— start of Source data —

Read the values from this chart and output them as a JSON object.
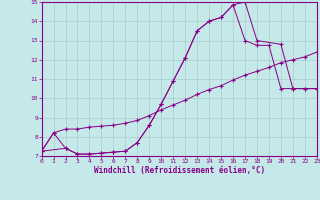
{
  "xlabel": "Windchill (Refroidissement éolien,°C)",
  "bg_color": "#c5e8e8",
  "grid_color": "#aacccc",
  "line_color": "#880088",
  "xlim": [
    0,
    23
  ],
  "ylim": [
    7,
    15
  ],
  "xticks": [
    0,
    1,
    2,
    3,
    4,
    5,
    6,
    7,
    8,
    9,
    10,
    11,
    12,
    13,
    14,
    15,
    16,
    17,
    18,
    19,
    20,
    21,
    22,
    23
  ],
  "yticks": [
    7,
    8,
    9,
    10,
    11,
    12,
    13,
    14,
    15
  ],
  "line1_x": [
    0,
    1,
    2,
    3,
    4,
    5,
    6,
    7,
    8,
    9,
    10,
    11,
    12,
    13,
    14,
    15,
    16,
    17,
    18,
    19,
    20,
    21,
    22,
    23
  ],
  "line1_y": [
    7.25,
    8.2,
    7.4,
    7.1,
    7.1,
    7.15,
    7.2,
    7.25,
    7.7,
    8.6,
    9.7,
    10.9,
    12.1,
    13.5,
    14.0,
    14.2,
    14.85,
    13.0,
    12.75,
    12.75,
    10.5,
    10.5,
    10.5,
    10.5
  ],
  "line2_x": [
    0,
    1,
    2,
    3,
    4,
    5,
    6,
    7,
    8,
    9,
    10,
    11,
    12,
    13,
    14,
    15,
    16,
    17,
    18,
    19,
    20,
    21,
    22,
    23
  ],
  "line2_y": [
    7.25,
    8.2,
    8.4,
    8.4,
    8.5,
    8.55,
    8.6,
    8.7,
    8.85,
    9.1,
    9.4,
    9.65,
    9.9,
    10.2,
    10.45,
    10.65,
    10.95,
    11.2,
    11.4,
    11.6,
    11.85,
    12.0,
    12.15,
    12.4
  ],
  "line3_x": [
    0,
    2,
    3,
    4,
    5,
    6,
    7,
    8,
    9,
    10,
    11,
    12,
    13,
    14,
    15,
    16,
    17,
    18,
    20,
    21,
    22,
    23
  ],
  "line3_y": [
    7.25,
    7.4,
    7.1,
    7.1,
    7.15,
    7.2,
    7.25,
    7.7,
    8.6,
    9.7,
    10.9,
    12.1,
    13.5,
    14.0,
    14.2,
    14.85,
    15.0,
    13.0,
    12.8,
    10.5,
    10.5,
    10.5
  ]
}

— end of Source data —

• [Exercise objective] Restate the whole of the material word for word without the pictures.

• [The solution]
Read the values from this chart and output them as a JSON object.
{
  "xlabel": "Windchill (Refroidissement éolien,°C)",
  "bg_color": "#c5e8e8",
  "grid_color": "#aacccc",
  "line_color": "#880088",
  "xlim": [
    0,
    23
  ],
  "ylim": [
    7,
    15
  ],
  "xticks": [
    0,
    1,
    2,
    3,
    4,
    5,
    6,
    7,
    8,
    9,
    10,
    11,
    12,
    13,
    14,
    15,
    16,
    17,
    18,
    19,
    20,
    21,
    22,
    23
  ],
  "yticks": [
    7,
    8,
    9,
    10,
    11,
    12,
    13,
    14,
    15
  ],
  "line1_x": [
    0,
    1,
    2,
    3,
    4,
    5,
    6,
    7,
    8,
    9,
    10,
    11,
    12,
    13,
    14,
    15,
    16,
    17,
    18,
    19,
    20,
    21,
    22,
    23
  ],
  "line1_y": [
    7.25,
    8.2,
    7.4,
    7.1,
    7.1,
    7.15,
    7.2,
    7.25,
    7.7,
    8.6,
    9.7,
    10.9,
    12.1,
    13.5,
    14.0,
    14.2,
    14.85,
    13.0,
    12.75,
    12.75,
    10.5,
    10.5,
    10.5,
    10.5
  ],
  "line2_x": [
    0,
    1,
    2,
    3,
    4,
    5,
    6,
    7,
    8,
    9,
    10,
    11,
    12,
    13,
    14,
    15,
    16,
    17,
    18,
    19,
    20,
    21,
    22,
    23
  ],
  "line2_y": [
    7.25,
    8.2,
    8.4,
    8.4,
    8.5,
    8.55,
    8.6,
    8.7,
    8.85,
    9.1,
    9.4,
    9.65,
    9.9,
    10.2,
    10.45,
    10.65,
    10.95,
    11.2,
    11.4,
    11.6,
    11.85,
    12.0,
    12.15,
    12.4
  ],
  "line3_x": [
    0,
    2,
    3,
    4,
    5,
    6,
    7,
    8,
    9,
    10,
    11,
    12,
    13,
    14,
    15,
    16,
    17,
    18,
    20,
    21,
    22,
    23
  ],
  "line3_y": [
    7.25,
    7.4,
    7.1,
    7.1,
    7.15,
    7.2,
    7.25,
    7.7,
    8.6,
    9.7,
    10.9,
    12.1,
    13.5,
    14.0,
    14.2,
    14.85,
    15.0,
    13.0,
    12.8,
    10.5,
    10.5,
    10.5
  ]
}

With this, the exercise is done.